**Request:** Reproduce the data below verbatim, keeping every line and character unchanged.

**Records for the exercise:**
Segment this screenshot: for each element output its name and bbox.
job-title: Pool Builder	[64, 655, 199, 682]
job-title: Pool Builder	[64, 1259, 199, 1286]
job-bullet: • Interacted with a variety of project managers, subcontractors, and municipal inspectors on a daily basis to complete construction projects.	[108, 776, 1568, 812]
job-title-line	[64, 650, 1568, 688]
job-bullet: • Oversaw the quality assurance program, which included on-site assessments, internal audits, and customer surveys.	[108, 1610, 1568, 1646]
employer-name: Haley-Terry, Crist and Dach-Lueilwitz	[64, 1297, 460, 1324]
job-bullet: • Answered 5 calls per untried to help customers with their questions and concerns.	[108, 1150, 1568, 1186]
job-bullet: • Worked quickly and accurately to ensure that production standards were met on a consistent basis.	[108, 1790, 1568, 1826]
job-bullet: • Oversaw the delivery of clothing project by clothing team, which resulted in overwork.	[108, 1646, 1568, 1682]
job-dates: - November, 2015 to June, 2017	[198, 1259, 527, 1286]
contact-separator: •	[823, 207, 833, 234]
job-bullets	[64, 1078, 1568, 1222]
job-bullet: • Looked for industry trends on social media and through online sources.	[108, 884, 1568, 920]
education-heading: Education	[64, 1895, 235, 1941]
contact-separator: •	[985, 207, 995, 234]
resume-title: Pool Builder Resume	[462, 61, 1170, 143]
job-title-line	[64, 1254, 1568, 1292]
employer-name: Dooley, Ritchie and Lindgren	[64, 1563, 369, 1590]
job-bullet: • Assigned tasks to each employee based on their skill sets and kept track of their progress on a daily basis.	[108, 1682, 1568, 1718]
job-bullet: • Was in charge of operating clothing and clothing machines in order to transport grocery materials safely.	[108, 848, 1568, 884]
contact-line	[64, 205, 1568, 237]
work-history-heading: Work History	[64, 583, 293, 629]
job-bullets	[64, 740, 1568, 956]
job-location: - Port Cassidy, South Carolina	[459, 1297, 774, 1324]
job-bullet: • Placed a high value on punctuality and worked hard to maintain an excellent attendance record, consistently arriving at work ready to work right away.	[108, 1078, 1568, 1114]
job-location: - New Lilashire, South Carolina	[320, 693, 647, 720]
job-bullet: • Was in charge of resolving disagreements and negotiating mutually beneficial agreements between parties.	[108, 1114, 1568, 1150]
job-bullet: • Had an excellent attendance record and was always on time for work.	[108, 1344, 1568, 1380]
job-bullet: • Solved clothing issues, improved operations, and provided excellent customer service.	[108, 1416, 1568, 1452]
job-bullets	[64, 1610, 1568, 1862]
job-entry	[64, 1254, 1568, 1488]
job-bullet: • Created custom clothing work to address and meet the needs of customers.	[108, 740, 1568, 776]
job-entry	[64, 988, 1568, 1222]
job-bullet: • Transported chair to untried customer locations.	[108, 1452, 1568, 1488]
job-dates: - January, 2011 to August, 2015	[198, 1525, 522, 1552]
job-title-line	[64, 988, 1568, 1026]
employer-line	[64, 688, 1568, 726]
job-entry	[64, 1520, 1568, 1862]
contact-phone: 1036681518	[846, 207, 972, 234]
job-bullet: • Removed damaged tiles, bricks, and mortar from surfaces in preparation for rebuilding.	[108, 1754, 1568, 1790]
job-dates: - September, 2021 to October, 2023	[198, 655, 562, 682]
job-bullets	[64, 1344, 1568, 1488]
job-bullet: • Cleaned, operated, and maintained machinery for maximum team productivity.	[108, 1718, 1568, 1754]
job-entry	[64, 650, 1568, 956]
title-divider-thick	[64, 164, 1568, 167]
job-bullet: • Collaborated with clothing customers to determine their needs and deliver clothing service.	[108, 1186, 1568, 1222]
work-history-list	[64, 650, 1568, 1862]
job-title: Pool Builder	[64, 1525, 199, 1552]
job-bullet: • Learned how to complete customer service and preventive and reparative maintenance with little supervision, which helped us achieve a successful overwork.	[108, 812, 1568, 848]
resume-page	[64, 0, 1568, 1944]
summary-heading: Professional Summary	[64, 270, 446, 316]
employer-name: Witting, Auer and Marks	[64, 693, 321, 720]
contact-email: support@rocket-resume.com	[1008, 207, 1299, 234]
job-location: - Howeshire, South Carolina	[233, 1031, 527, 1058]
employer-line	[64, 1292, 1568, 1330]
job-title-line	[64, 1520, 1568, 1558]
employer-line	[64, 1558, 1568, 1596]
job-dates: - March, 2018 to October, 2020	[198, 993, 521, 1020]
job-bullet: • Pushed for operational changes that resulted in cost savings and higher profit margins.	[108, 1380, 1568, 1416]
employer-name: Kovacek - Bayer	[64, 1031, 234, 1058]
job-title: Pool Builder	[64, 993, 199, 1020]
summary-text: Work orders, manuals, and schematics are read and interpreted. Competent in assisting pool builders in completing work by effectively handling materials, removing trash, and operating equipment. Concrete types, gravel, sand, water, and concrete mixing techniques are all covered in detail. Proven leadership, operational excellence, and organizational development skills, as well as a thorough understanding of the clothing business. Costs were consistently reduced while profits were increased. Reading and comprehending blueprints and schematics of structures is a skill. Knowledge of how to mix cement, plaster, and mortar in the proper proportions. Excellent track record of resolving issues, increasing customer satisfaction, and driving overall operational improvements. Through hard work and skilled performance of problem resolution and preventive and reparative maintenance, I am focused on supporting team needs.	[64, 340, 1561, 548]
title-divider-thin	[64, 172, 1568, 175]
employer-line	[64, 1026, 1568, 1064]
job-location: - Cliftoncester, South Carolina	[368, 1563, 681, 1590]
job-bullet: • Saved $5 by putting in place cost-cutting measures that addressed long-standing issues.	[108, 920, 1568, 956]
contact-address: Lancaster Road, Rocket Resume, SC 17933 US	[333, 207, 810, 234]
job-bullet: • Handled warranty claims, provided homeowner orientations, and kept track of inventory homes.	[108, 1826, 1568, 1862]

**Task result:**
Segment this screenshot: for each element output its name and bbox.
job-title: Pool Builder	[64, 655, 199, 682]
job-title: Pool Builder	[64, 1259, 199, 1286]
job-bullet: • Interacted with a variety of project managers, subcontractors, and municipal inspectors on a daily basis to complete construction projects.	[108, 776, 1568, 812]
job-title-line	[64, 650, 1568, 688]
job-bullet: • Oversaw the quality assurance program, which included on-site assessments, internal audits, and customer surveys.	[108, 1610, 1568, 1646]
employer-name: Haley-Terry, Crist and Dach-Lueilwitz	[64, 1297, 460, 1324]
job-bullet: • Answered 5 calls per untried to help customers with their questions and concerns.	[108, 1150, 1568, 1186]
job-bullet: • Worked quickly and accurately to ensure that production standards were met on a consistent basis.	[108, 1790, 1568, 1826]
job-bullet: • Oversaw the delivery of clothing project by clothing team, which resulted in overwork.	[108, 1646, 1568, 1682]
job-dates: - November, 2015 to June, 2017	[198, 1259, 527, 1286]
contact-separator: •	[823, 207, 833, 234]
job-bullets	[64, 1078, 1568, 1222]
job-bullet: • Looked for industry trends on social media and through online sources.	[108, 884, 1568, 920]
education-heading: Education	[64, 1895, 235, 1941]
contact-separator: •	[985, 207, 995, 234]
resume-title: Pool Builder Resume	[462, 61, 1170, 143]
job-title-line	[64, 1254, 1568, 1292]
employer-name: Dooley, Ritchie and Lindgren	[64, 1563, 369, 1590]
job-bullet: • Assigned tasks to each employee based on their skill sets and kept track of their progress on a daily basis.	[108, 1682, 1568, 1718]
job-bullet: • Was in charge of operating clothing and clothing machines in order to transport grocery materials safely.	[108, 848, 1568, 884]
contact-line	[64, 205, 1568, 237]
work-history-heading: Work History	[64, 583, 293, 629]
job-bullets	[64, 740, 1568, 956]
job-location: - Port Cassidy, South Carolina	[459, 1297, 774, 1324]
job-bullet: • Placed a high value on punctuality and worked hard to maintain an excellent attendance record, consistently arriving at work ready to work right away.	[108, 1078, 1568, 1114]
job-location: - New Lilashire, South Carolina	[320, 693, 647, 720]
job-bullet: • Was in charge of resolving disagreements and negotiating mutually beneficial agreements between parties.	[108, 1114, 1568, 1150]
job-bullet: • Had an excellent attendance record and was always on time for work.	[108, 1344, 1568, 1380]
job-bullet: • Solved clothing issues, improved operations, and provided excellent customer service.	[108, 1416, 1568, 1452]
job-bullets	[64, 1610, 1568, 1862]
job-entry	[64, 1254, 1568, 1488]
job-bullet: • Created custom clothing work to address and meet the needs of customers.	[108, 740, 1568, 776]
job-entry	[64, 988, 1568, 1222]
job-bullet: • Transported chair to untried customer locations.	[108, 1452, 1568, 1488]
job-dates: - January, 2011 to August, 2015	[198, 1525, 522, 1552]
job-title-line	[64, 988, 1568, 1026]
employer-line	[64, 688, 1568, 726]
job-entry	[64, 1520, 1568, 1862]
contact-phone: 1036681518	[846, 207, 972, 234]
job-bullet: • Removed damaged tiles, bricks, and mortar from surfaces in preparation for rebuilding.	[108, 1754, 1568, 1790]
job-dates: - September, 2021 to October, 2023	[198, 655, 562, 682]
job-bullets	[64, 1344, 1568, 1488]
job-bullet: • Cleaned, operated, and maintained machinery for maximum team productivity.	[108, 1718, 1568, 1754]
job-entry	[64, 650, 1568, 956]
title-divider-thick	[64, 164, 1568, 167]
job-bullet: • Collaborated with clothing customers to determine their needs and deliver clothing service.	[108, 1186, 1568, 1222]
work-history-list	[64, 650, 1568, 1862]
job-title: Pool Builder	[64, 1525, 199, 1552]
job-bullet: • Learned how to complete customer service and preventive and reparative maintenance with little supervision, which helped us achieve a successful overwork.	[108, 812, 1568, 848]
resume-page	[64, 0, 1568, 1944]
summary-heading: Professional Summary	[64, 270, 446, 316]
employer-name: Witting, Auer and Marks	[64, 693, 321, 720]
contact-email: support@rocket-resume.com	[1008, 207, 1299, 234]
job-location: - Howeshire, South Carolina	[233, 1031, 527, 1058]
employer-line	[64, 1292, 1568, 1330]
job-title-line	[64, 1520, 1568, 1558]
employer-line	[64, 1558, 1568, 1596]
job-dates: - March, 2018 to October, 2020	[198, 993, 521, 1020]
job-bullet: • Pushed for operational changes that resulted in cost savings and higher profit margins.	[108, 1380, 1568, 1416]
employer-name: Kovacek - Bayer	[64, 1031, 234, 1058]
job-title: Pool Builder	[64, 993, 199, 1020]
summary-text: Work orders, manuals, and schematics are read and interpreted. Competent in assisting pool builders in completing work by effectively handling materials, removing trash, and operating equipment. Concrete types, gravel, sand, water, and concrete mixing techniques are all covered in detail. Proven leadership, operational excellence, and organizational development skills, as well as a thorough understanding of the clothing business. Costs were consistently reduced while profits were increased. Reading and comprehending blueprints and schematics of structures is a skill. Knowledge of how to mix cement, plaster, and mortar in the proper proportions. Excellent track record of resolving issues, increasing customer satisfaction, and driving overall operational improvements. Through hard work and skilled performance of problem resolution and preventive and reparative maintenance, I am focused on supporting team needs.	[64, 340, 1561, 548]
title-divider-thin	[64, 172, 1568, 175]
employer-line	[64, 1026, 1568, 1064]
job-location: - Cliftoncester, South Carolina	[368, 1563, 681, 1590]
job-bullet: • Saved $5 by putting in place cost-cutting measures that addressed long-standing issues.	[108, 920, 1568, 956]
contact-address: Lancaster Road, Rocket Resume, SC 17933 US	[333, 207, 810, 234]
job-bullet: • Handled warranty claims, provided homeowner orientations, and kept track of inventory homes.	[108, 1826, 1568, 1862]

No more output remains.